# WORK INSTRUCTIONS
Please put the rows from the first one through the row containing "239, 451, 253]", both ends included, into a numbered list, leaving out blank lines.

# DATA FOR PROCESSING
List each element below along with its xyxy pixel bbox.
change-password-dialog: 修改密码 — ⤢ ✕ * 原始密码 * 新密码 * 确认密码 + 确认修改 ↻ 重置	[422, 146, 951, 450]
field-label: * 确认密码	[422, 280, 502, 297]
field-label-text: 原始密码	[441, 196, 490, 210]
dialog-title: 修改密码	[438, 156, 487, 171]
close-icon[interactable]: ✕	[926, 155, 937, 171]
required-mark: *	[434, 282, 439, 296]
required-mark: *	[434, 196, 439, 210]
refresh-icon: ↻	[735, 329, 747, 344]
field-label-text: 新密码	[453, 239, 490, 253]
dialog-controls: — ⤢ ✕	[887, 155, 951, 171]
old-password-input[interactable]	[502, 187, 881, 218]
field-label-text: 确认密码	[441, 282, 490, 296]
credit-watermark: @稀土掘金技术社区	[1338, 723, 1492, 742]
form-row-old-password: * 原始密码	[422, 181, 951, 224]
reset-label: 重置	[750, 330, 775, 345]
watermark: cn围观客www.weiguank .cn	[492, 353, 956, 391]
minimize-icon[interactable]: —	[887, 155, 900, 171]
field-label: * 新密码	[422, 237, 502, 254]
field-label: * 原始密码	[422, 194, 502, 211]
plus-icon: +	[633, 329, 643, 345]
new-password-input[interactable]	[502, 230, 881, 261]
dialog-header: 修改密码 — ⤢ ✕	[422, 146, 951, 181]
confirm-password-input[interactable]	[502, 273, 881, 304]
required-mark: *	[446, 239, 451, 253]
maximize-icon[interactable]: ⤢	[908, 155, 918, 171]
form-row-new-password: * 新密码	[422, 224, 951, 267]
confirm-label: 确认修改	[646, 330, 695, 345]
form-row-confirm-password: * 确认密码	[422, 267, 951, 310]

# OUTPUT
1. List each element below along with its xyxy pixel bbox.
2. change-password-dialog: 修改密码 — ⤢ ✕ * 原始密码 * 新密码 * 确认密码 + 确认修改 ↻ 重置	[422, 146, 951, 450]
3. field-label: * 确认密码	[422, 280, 502, 297]
4. field-label-text: 原始密码	[441, 196, 490, 210]
5. dialog-title: 修改密码	[438, 156, 487, 171]
6. close-icon[interactable]: ✕	[926, 155, 937, 171]
7. required-mark: *	[434, 282, 439, 296]
8. required-mark: *	[434, 196, 439, 210]
9. refresh-icon: ↻	[735, 329, 747, 344]
10. field-label-text: 新密码	[453, 239, 490, 253]
11. dialog-controls: — ⤢ ✕	[887, 155, 951, 171]
12. old-password-input[interactable]	[502, 187, 881, 218]
13. field-label-text: 确认密码	[441, 282, 490, 296]
14. credit-watermark: @稀土掘金技术社区	[1338, 723, 1492, 742]
15. form-row-old-password: * 原始密码	[422, 181, 951, 224]
16. reset-label: 重置	[750, 330, 775, 345]
17. watermark: cn围观客www.weiguank .cn	[492, 353, 956, 391]
18. minimize-icon[interactable]: —	[887, 155, 900, 171]
19. field-label: * 新密码	[422, 237, 502, 254]
20. field-label: * 原始密码	[422, 194, 502, 211]
21. plus-icon: +	[633, 329, 643, 345]
22. new-password-input[interactable]	[502, 230, 881, 261]
23. dialog-header: 修改密码 — ⤢ ✕	[422, 146, 951, 181]
24. confirm-password-input[interactable]	[502, 273, 881, 304]
25. required-mark: *	[446, 239, 451, 253]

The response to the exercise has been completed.